---------- The input ----------
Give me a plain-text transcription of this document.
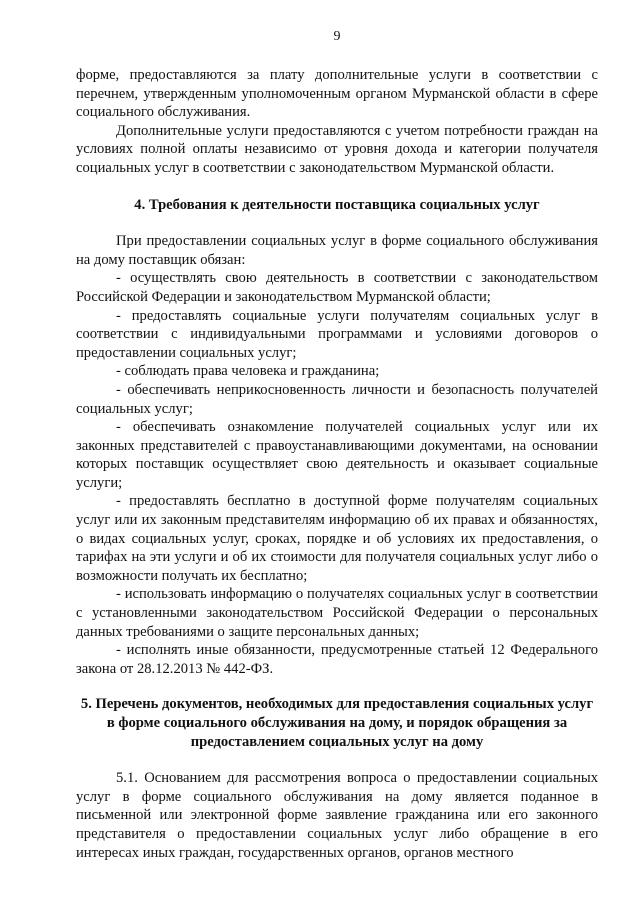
9

форме, предоставляются за плату дополнительные услуги в соответствии с перечнем, утвержденным уполномоченным органом Мурманской области в сфере социального обслуживания.

Дополнительные услуги предоставляются с учетом потребности граждан на условиях полной оплаты независимо от уровня дохода и категории получателя социальных услуг в соответствии с законодательством Мурманской области.

4. Требования к деятельности поставщика социальных услуг

При предоставлении социальных услуг в форме социального обслуживания на дому поставщик обязан:

- осуществлять свою деятельность в соответствии с законодательством Российской Федерации и законодательством Мурманской области;

- предоставлять социальные услуги получателям социальных услуг в соответствии с индивидуальными программами и условиями договоров о предоставлении социальных услуг;

- соблюдать права человека и гражданина;

- обеспечивать неприкосновенность личности и безопасность получателей социальных услуг;

- обеспечивать ознакомление получателей социальных услуг или их законных представителей с правоустанавливающими документами, на основании которых поставщик осуществляет свою деятельность и оказывает социальные услуги;

- предоставлять бесплатно в доступной форме получателям социальных услуг или их законным представителям информацию об их правах и обязанностях, о видах социальных услуг, сроках, порядке и об условиях их предоставления, о тарифах на эти услуги и об их стоимости для получателя социальных услуг либо о возможности получать их бесплатно;

- использовать информацию о получателях социальных услуг в соответствии с установленными законодательством Российской Федерации о персональных данных требованиями о защите персональных данных;

- исполнять иные обязанности, предусмотренные статьей 12 Федерального закона от 28.12.2013 № 442-ФЗ.

5. Перечень документов, необходимых для предоставления социальных услуг в форме социального обслуживания на дому, и порядок обращения за предоставлением социальных услуг на дому

5.1. Основанием для рассмотрения вопроса о предоставлении социальных услуг в форме социального обслуживания на дому является поданное в письменной или электронной форме заявление гражданина или его законного представителя о предоставлении социальных услуг либо обращение в его интересах иных граждан, государственных органов, органов местного
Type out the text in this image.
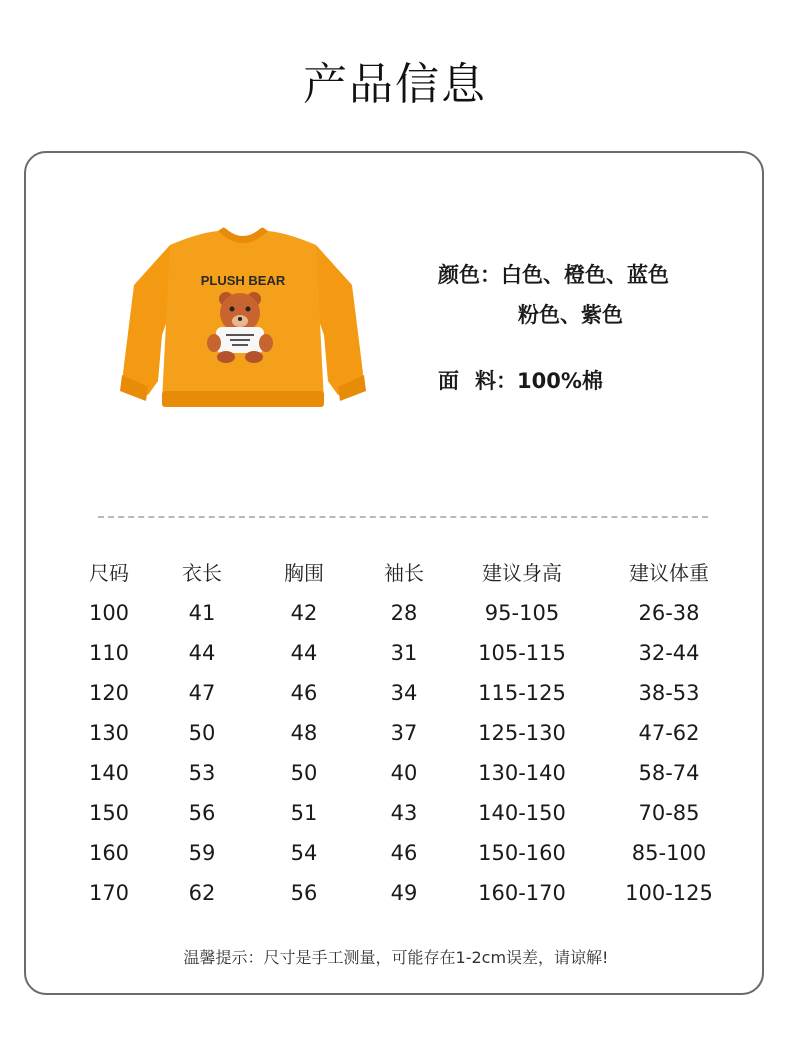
产品信息
PLUSH BEAR	颜色：白色、橙色、蓝色
粉色、紫色
面 料：100%棉
尺码	衣长	胸围	袖长	建议身高	建议体重
100	41	42	28	95-105	26-38
110	44	44	31	105-115	32-44
120	47	46	34	115-125	38-53
130	50	48	37	125-130	47-62
140	53	50	40	130-140	58-74
150	56	51	43	140-150	70-85
160	59	54	46	150-160	85-100
170	62	56	49	160-170	100-125
温馨提示：尺寸是手工测量，可能存在1-2cm误差，请谅解!
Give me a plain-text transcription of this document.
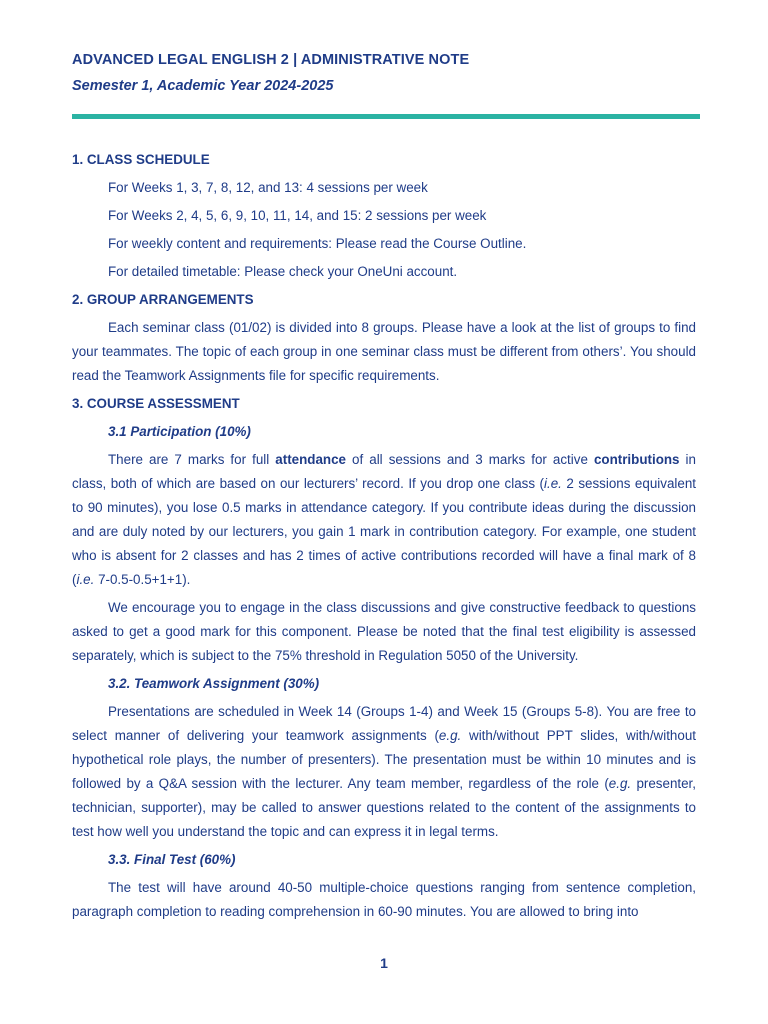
ADVANCED LEGAL ENGLISH 2 | ADMINISTRATIVE NOTE
Semester 1, Academic Year 2024-2025
1. CLASS SCHEDULE
For Weeks 1, 3, 7, 8, 12, and 13: 4 sessions per week
For Weeks 2, 4, 5, 6, 9, 10, 11, 14, and 15: 2 sessions per week
For weekly content and requirements: Please read the Course Outline.
For detailed timetable: Please check your OneUni account.
2. GROUP ARRANGEMENTS
Each seminar class (01/02) is divided into 8 groups. Please have a look at the list of groups to find your teammates. The topic of each group in one seminar class must be different from others’. You should read the Teamwork Assignments file for specific requirements.
3. COURSE ASSESSMENT
3.1 Participation (10%)
There are 7 marks for full attendance of all sessions and 3 marks for active contributions in class, both of which are based on our lecturers’ record. If you drop one class (i.e. 2 sessions equivalent to 90 minutes), you lose 0.5 marks in attendance category. If you contribute ideas during the discussion and are duly noted by our lecturers, you gain 1 mark in contribution category. For example, one student who is absent for 2 classes and has 2 times of active contributions recorded will have a final mark of 8 (i.e. 7-0.5-0.5+1+1).
We encourage you to engage in the class discussions and give constructive feedback to questions asked to get a good mark for this component. Please be noted that the final test eligibility is assessed separately, which is subject to the 75% threshold in Regulation 5050 of the University.
3.2. Teamwork Assignment (30%)
Presentations are scheduled in Week 14 (Groups 1-4) and Week 15 (Groups 5-8). You are free to select manner of delivering your teamwork assignments (e.g. with/without PPT slides, with/without hypothetical role plays, the number of presenters). The presentation must be within 10 minutes and is followed by a Q&A session with the lecturer. Any team member, regardless of the role (e.g. presenter, technician, supporter), may be called to answer questions related to the content of the assignments to test how well you understand the topic and can express it in legal terms.
3.3. Final Test (60%)
The test will have around 40-50 multiple-choice questions ranging from sentence completion, paragraph completion to reading comprehension in 60-90 minutes. You are allowed to bring into
1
----------
What is asked => Repeat every record precisely. Any picture among them stays out of the copy.

Complete output =>
Give me a plain-text transcription of this document.
9

форме, предоставляются за плату дополнительные услуги в соответствии с перечнем, утвержденным уполномоченным органом Мурманской области в сфере социального обслуживания.

Дополнительные услуги предоставляются с учетом потребности граждан на условиях полной оплаты независимо от уровня дохода и категории получателя социальных услуг в соответствии с законодательством Мурманской области.

4. Требования к деятельности поставщика социальных услуг

При предоставлении социальных услуг в форме социального обслуживания на дому поставщик обязан:

- осуществлять свою деятельность в соответствии с законодательством Российской Федерации и законодательством Мурманской области;

- предоставлять социальные услуги получателям социальных услуг в соответствии с индивидуальными программами и условиями договоров о предоставлении социальных услуг;

- соблюдать права человека и гражданина;

- обеспечивать неприкосновенность личности и безопасность получателей социальных услуг;

- обеспечивать ознакомление получателей социальных услуг или их законных представителей с правоустанавливающими документами, на основании которых поставщик осуществляет свою деятельность и оказывает социальные услуги;

- предоставлять бесплатно в доступной форме получателям социальных услуг или их законным представителям информацию об их правах и обязанностях, о видах социальных услуг, сроках, порядке и об условиях их предоставления, о тарифах на эти услуги и об их стоимости для получателя социальных услуг либо о возможности получать их бесплатно;

- использовать информацию о получателях социальных услуг в соответствии с установленными законодательством Российской Федерации о персональных данных требованиями о защите персональных данных;

- исполнять иные обязанности, предусмотренные статьей 12 Федерального закона от 28.12.2013 № 442-ФЗ.

5. Перечень документов, необходимых для предоставления социальных услуг в форме социального обслуживания на дому, и порядок обращения за предоставлением социальных услуг на дому

5.1. Основанием для рассмотрения вопроса о предоставлении социальных услуг в форме социального обслуживания на дому является поданное в письменной или электронной форме заявление гражданина или его законного представителя о предоставлении социальных услуг либо обращение в его интересах иных граждан, государственных органов, органов местного
Type out the text in this image.
产品信息
PLUSH BEAR	颜色：白色、橙色、蓝色
粉色、紫色
面 料：100%棉
尺码	衣长	胸围	袖长	建议身高	建议体重
100	41	42	28	95-105	26-38
110	44	44	31	105-115	32-44
120	47	46	34	115-125	38-53
130	50	48	37	125-130	47-62
140	53	50	40	130-140	58-74
150	56	51	43	140-150	70-85
160	59	54	46	150-160	85-100
170	62	56	49	160-170	100-125
温馨提示：尺寸是手工测量，可能存在1-2cm误差，请谅解!
Give me a plain-text transcription of this document.
ADVANCED LEGAL ENGLISH 2 | ADMINISTRATIVE NOTE
Semester 1, Academic Year 2024-2025
1. CLASS SCHEDULE
For Weeks 1, 3, 7, 8, 12, and 13: 4 sessions per week
For Weeks 2, 4, 5, 6, 9, 10, 11, 14, and 15: 2 sessions per week
For weekly content and requirements: Please read the Course Outline.
For detailed timetable: Please check your OneUni account.
2. GROUP ARRANGEMENTS
Each seminar class (01/02) is divided into 8 groups. Please have a look at the list of groups to find your teammates. The topic of each group in one seminar class must be different from others’. You should read the Teamwork Assignments file for specific requirements.
3. COURSE ASSESSMENT
3.1 Participation (10%)
There are 7 marks for full attendance of all sessions and 3 marks for active contributions in class, both of which are based on our lecturers’ record. If you drop one class (i.e. 2 sessions equivalent to 90 minutes), you lose 0.5 marks in attendance category. If you contribute ideas during the discussion and are duly noted by our lecturers, you gain 1 mark in contribution category. For example, one student who is absent for 2 classes and has 2 times of active contributions recorded will have a final mark of 8 (i.e. 7-0.5-0.5+1+1).
We encourage you to engage in the class discussions and give constructive feedback to questions asked to get a good mark for this component. Please be noted that the final test eligibility is assessed separately, which is subject to the 75% threshold in Regulation 5050 of the University.
3.2. Teamwork Assignment (30%)
Presentations are scheduled in Week 14 (Groups 1-4) and Week 15 (Groups 5-8). You are free to select manner of delivering your teamwork assignments (e.g. with/without PPT slides, with/without hypothetical role plays, the number of presenters). The presentation must be within 10 minutes and is followed by a Q&A session with the lecturer. Any team member, regardless of the role (e.g. presenter, technician, supporter), may be called to answer questions related to the content of the assignments to test how well you understand the topic and can express it in legal terms.
3.3. Final Test (60%)
The test will have around 40-50 multiple-choice questions ranging from sentence completion, paragraph completion to reading comprehension in 60-90 minutes. You are allowed to bring into
1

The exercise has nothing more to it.